● Aim: Reproduce all of the material exactly as shown.

(Some records)
* START *

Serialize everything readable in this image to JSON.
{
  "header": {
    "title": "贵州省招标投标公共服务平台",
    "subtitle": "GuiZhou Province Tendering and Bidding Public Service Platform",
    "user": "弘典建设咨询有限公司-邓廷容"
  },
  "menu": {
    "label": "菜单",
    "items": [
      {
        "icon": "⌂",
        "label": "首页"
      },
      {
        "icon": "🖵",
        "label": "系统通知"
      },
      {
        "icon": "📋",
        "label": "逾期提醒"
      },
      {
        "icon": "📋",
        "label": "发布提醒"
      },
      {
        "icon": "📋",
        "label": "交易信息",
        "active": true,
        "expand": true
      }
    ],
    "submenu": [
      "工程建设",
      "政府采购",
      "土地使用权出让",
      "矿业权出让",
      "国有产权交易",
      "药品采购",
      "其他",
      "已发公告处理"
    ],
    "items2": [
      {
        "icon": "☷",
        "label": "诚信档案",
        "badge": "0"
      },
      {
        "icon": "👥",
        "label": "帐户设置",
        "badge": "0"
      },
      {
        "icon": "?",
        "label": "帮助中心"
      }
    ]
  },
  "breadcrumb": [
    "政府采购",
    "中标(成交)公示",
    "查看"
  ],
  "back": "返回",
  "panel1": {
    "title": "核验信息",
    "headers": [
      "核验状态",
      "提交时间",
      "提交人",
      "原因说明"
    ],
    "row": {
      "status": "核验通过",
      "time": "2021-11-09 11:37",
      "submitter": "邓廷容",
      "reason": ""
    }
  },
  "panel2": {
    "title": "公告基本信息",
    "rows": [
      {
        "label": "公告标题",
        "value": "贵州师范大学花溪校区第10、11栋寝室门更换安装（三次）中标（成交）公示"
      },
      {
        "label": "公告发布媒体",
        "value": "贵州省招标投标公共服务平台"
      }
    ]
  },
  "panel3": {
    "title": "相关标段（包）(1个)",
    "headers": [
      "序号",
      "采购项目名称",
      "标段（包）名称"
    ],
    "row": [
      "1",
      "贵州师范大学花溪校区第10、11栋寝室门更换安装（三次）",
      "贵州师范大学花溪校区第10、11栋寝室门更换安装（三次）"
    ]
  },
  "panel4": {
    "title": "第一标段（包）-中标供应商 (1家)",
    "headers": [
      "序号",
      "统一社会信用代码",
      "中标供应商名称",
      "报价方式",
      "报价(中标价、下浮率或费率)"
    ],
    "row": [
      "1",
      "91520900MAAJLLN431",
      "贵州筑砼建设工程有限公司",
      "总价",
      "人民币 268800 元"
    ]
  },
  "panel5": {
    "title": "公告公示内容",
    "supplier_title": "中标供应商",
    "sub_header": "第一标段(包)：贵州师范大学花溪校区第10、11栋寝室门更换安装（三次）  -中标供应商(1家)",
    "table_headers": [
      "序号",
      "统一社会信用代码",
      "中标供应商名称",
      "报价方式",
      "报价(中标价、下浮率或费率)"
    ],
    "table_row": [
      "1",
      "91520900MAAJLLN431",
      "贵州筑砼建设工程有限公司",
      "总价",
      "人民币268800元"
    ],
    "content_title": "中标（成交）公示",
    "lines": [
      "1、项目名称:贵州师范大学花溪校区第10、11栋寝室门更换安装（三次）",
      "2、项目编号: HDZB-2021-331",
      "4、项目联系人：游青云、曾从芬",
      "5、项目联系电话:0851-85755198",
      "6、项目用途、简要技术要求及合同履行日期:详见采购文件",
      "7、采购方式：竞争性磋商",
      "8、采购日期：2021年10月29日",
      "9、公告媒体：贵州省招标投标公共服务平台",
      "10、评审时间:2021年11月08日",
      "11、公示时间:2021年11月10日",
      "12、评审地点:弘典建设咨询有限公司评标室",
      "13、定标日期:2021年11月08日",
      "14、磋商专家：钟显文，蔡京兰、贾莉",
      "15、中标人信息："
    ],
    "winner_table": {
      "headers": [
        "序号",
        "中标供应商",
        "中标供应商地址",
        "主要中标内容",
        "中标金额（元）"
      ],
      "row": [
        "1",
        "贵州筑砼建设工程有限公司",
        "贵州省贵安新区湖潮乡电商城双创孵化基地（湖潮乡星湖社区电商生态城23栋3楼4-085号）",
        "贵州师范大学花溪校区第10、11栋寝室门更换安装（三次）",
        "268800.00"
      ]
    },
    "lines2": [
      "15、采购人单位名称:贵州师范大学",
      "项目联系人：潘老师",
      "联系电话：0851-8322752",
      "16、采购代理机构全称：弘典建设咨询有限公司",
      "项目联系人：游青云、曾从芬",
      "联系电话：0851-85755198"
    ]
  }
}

* END *

● Result for this exercise:
Serialize everything readable in this image to JSON.
{
  "header": {
    "title": "贵州省招标投标公共服务平台",
    "subtitle": "GuiZhou Province Tendering and Bidding Public Service Platform",
    "user": "弘典建设咨询有限公司-邓廷容"
  },
  "menu": {
    "label": "菜单",
    "items": [
      {
        "icon": "⌂",
        "label": "首页"
      },
      {
        "icon": "🖵",
        "label": "系统通知"
      },
      {
        "icon": "📋",
        "label": "逾期提醒"
      },
      {
        "icon": "📋",
        "label": "发布提醒"
      },
      {
        "icon": "📋",
        "label": "交易信息",
        "active": true,
        "expand": true
      }
    ],
    "submenu": [
      "工程建设",
      "政府采购",
      "土地使用权出让",
      "矿业权出让",
      "国有产权交易",
      "药品采购",
      "其他",
      "已发公告处理"
    ],
    "items2": [
      {
        "icon": "☷",
        "label": "诚信档案",
        "badge": "0"
      },
      {
        "icon": "👥",
        "label": "帐户设置",
        "badge": "0"
      },
      {
        "icon": "?",
        "label": "帮助中心"
      }
    ]
  },
  "breadcrumb": [
    "政府采购",
    "中标(成交)公示",
    "查看"
  ],
  "back": "返回",
  "panel1": {
    "title": "核验信息",
    "headers": [
      "核验状态",
      "提交时间",
      "提交人",
      "原因说明"
    ],
    "row": {
      "status": "核验通过",
      "time": "2021-11-09 11:37",
      "submitter": "邓廷容",
      "reason": ""
    }
  },
  "panel2": {
    "title": "公告基本信息",
    "rows": [
      {
        "label": "公告标题",
        "value": "贵州师范大学花溪校区第10、11栋寝室门更换安装（三次）中标（成交）公示"
      },
      {
        "label": "公告发布媒体",
        "value": "贵州省招标投标公共服务平台"
      }
    ]
  },
  "panel3": {
    "title": "相关标段（包）(1个)",
    "headers": [
      "序号",
      "采购项目名称",
      "标段（包）名称"
    ],
    "row": [
      "1",
      "贵州师范大学花溪校区第10、11栋寝室门更换安装（三次）",
      "贵州师范大学花溪校区第10、11栋寝室门更换安装（三次）"
    ]
  },
  "panel4": {
    "title": "第一标段（包）-中标供应商 (1家)",
    "headers": [
      "序号",
      "统一社会信用代码",
      "中标供应商名称",
      "报价方式",
      "报价(中标价、下浮率或费率)"
    ],
    "row": [
      "1",
      "91520900MAAJLLN431",
      "贵州筑砼建设工程有限公司",
      "总价",
      "人民币 268800 元"
    ]
  },
  "panel5": {
    "title": "公告公示内容",
    "supplier_title": "中标供应商",
    "sub_header": "第一标段(包)：贵州师范大学花溪校区第10、11栋寝室门更换安装（三次）  -中标供应商(1家)",
    "table_headers": [
      "序号",
      "统一社会信用代码",
      "中标供应商名称",
      "报价方式",
      "报价(中标价、下浮率或费率)"
    ],
    "table_row": [
      "1",
      "91520900MAAJLLN431",
      "贵州筑砼建设工程有限公司",
      "总价",
      "人民币268800元"
    ],
    "content_title": "中标（成交）公示",
    "lines": [
      "1、项目名称:贵州师范大学花溪校区第10、11栋寝室门更换安装（三次）",
      "2、项目编号: HDZB-2021-331",
      "4、项目联系人：游青云、曾从芬",
      "5、项目联系电话:0851-85755198",
      "6、项目用途、简要技术要求及合同履行日期:详见采购文件",
      "7、采购方式：竞争性磋商",
      "8、采购日期：2021年10月29日",
      "9、公告媒体：贵州省招标投标公共服务平台",
      "10、评审时间:2021年11月08日",
      "11、公示时间:2021年11月10日",
      "12、评审地点:弘典建设咨询有限公司评标室",
      "13、定标日期:2021年11月08日",
      "14、磋商专家：钟显文，蔡京兰、贾莉",
      "15、中标人信息："
    ],
    "winner_table": {
      "headers": [
        "序号",
        "中标供应商",
        "中标供应商地址",
        "主要中标内容",
        "中标金额（元）"
      ],
      "row": [
        "1",
        "贵州筑砼建设工程有限公司",
        "贵州省贵安新区湖潮乡电商城双创孵化基地（湖潮乡星湖社区电商生态城23栋3楼4-085号）",
        "贵州师范大学花溪校区第10、11栋寝室门更换安装（三次）",
        "268800.00"
      ]
    },
    "lines2": [
      "15、采购人单位名称:贵州师范大学",
      "项目联系人：潘老师",
      "联系电话：0851-8322752",
      "16、采购代理机构全称：弘典建设咨询有限公司",
      "项目联系人：游青云、曾从芬",
      "联系电话：0851-85755198"
    ]
  }
}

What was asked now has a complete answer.